Lapping significant investments & acquisitions that pressured margins:

  • EBITDA margins down 100 bps over past year due to 1) the acquisition of Nutriforce (vitamin manufacturer), 2) a new DC opened in Q313 & 3) higher advertising spend
  • However, margins should begin to inflect positively in back half of 2015:
    • In Q215, VSI expects to start leveraging DC through supply chain efficiencies
    • In addition, the Nutriforce acquisition (Q214) will go from a headwind to a tailwind, as the company begins to
      manufacture its own private label product

Small size and unlevered BS give significant optionality:

  • LBO math suggests sponsor can pay 30% premium ($49) and generate a 20% IRR
  • Required check would be $580mm – an easily digestible size for large PE fund
  • $49 represents 9.8x 2016 EBITDA, which is the average since IPO and almost 50% below the high of 14.8x reached in early 2013

Trends in Vitamins and Supplements Improving:

  • On December 17, 2013 USA Today published an article entitled “Case Closed Against Vitamin Pills” which claimed that vitamins had few to no benefits and caused the vitamin category to stumble
  • For the quarter ended 3/31/14, Nielsen data showed a -2.4% growth rate in the industry
  • Recently (period ending 7/4/15) Nielsen data has showed a +6% trend for the last 4 weeks and +7.4% on a two year stack

Levered Recap or Sale to Private Equity or Strategic Could Be Brought About Through Activist Pressure:

  • In April, Carlson Capital filed a 13D reporting a 5.4% stake in VSI and plans to engage in discussion with management and the Board, and said it "may take other steps to bring about changes to increase shareholder value"

---+---

» Request A
Condense the paragraph of the investment summary that begins "Trends in Vitamins and Supplements Improving" into a short bulleted list that keeps its main facts.
The investment summary above and the records that follow are unrelated to each other.

(Image-based layout entries)
---+---

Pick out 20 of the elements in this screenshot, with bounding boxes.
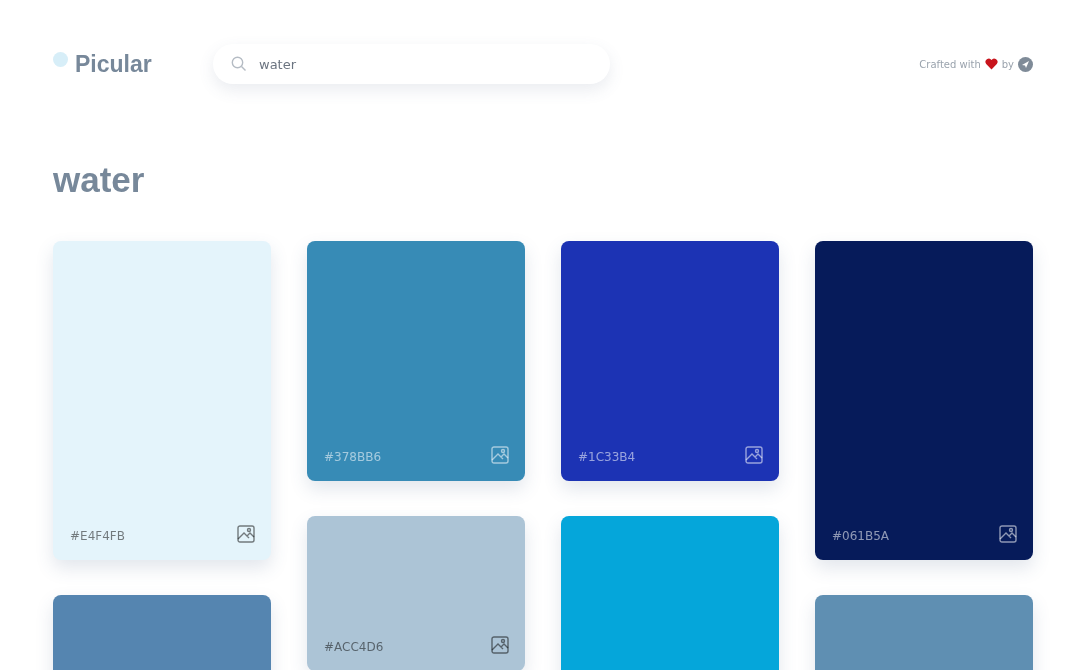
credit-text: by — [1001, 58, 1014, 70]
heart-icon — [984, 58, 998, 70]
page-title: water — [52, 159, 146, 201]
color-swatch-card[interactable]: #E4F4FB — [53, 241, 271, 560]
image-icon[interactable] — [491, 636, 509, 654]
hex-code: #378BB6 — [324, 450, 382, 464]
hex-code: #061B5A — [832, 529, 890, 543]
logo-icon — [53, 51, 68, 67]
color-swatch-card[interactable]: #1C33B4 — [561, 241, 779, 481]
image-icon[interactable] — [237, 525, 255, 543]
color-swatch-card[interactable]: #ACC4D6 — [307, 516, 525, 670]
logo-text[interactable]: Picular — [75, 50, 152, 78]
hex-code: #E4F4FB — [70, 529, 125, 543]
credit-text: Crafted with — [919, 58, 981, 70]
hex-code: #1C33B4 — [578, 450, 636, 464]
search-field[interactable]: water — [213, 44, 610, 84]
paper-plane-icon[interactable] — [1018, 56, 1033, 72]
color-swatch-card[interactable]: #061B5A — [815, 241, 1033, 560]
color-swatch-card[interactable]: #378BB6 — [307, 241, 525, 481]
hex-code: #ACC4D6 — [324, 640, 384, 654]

---+---

» Request B
Render the stretch of the records from the line containing "credit-text: by — [1001, 58, 1014, 70]" through the line containing "logo-text[interactable]: Picular —" as a JSON list of strings, one string per line.

» Exercise response A
- December 17, 2013: USA Today ran "Case Closed Against Vitamin Pills," which claimed that vitamins had few to no benefits. The vitamin category stumbled as a result.
- Quarter ended 3/31/14: Nielsen data showed an industry growth rate of -2.4%.
- Period ending 7/4/15: Nielsen data showed a +6% trend for the last 4 weeks and +7.4% on a two-year stack.

» Exercise response B
[
  "credit-text: by — [1001, 58, 1014, 70]",
  "heart-icon — [984, 58, 998, 70]",
  "page-title: water — [52, 159, 146, 201]",
  "color-swatch-card[interactable]: #E4F4FB — [53, 241, 271, 560]",
  "image-icon[interactable] — [491, 636, 509, 654]",
  "hex-code: #378BB6 — [324, 450, 382, 464]",
  "hex-code: #061B5A — [832, 529, 890, 543]",
  "logo-icon — [53, 51, 68, 67]",
  "color-swatch-card[interactable]: #1C33B4 — [561, 241, 779, 481]",
  "image-icon[interactable] — [237, 525, 255, 543]",
  "color-swatch-card[interactable]: #ACC4D6 — [307, 516, 525, 670]",
  "logo-text[interactable]: Picular — [75, 50, 152, 78]"
]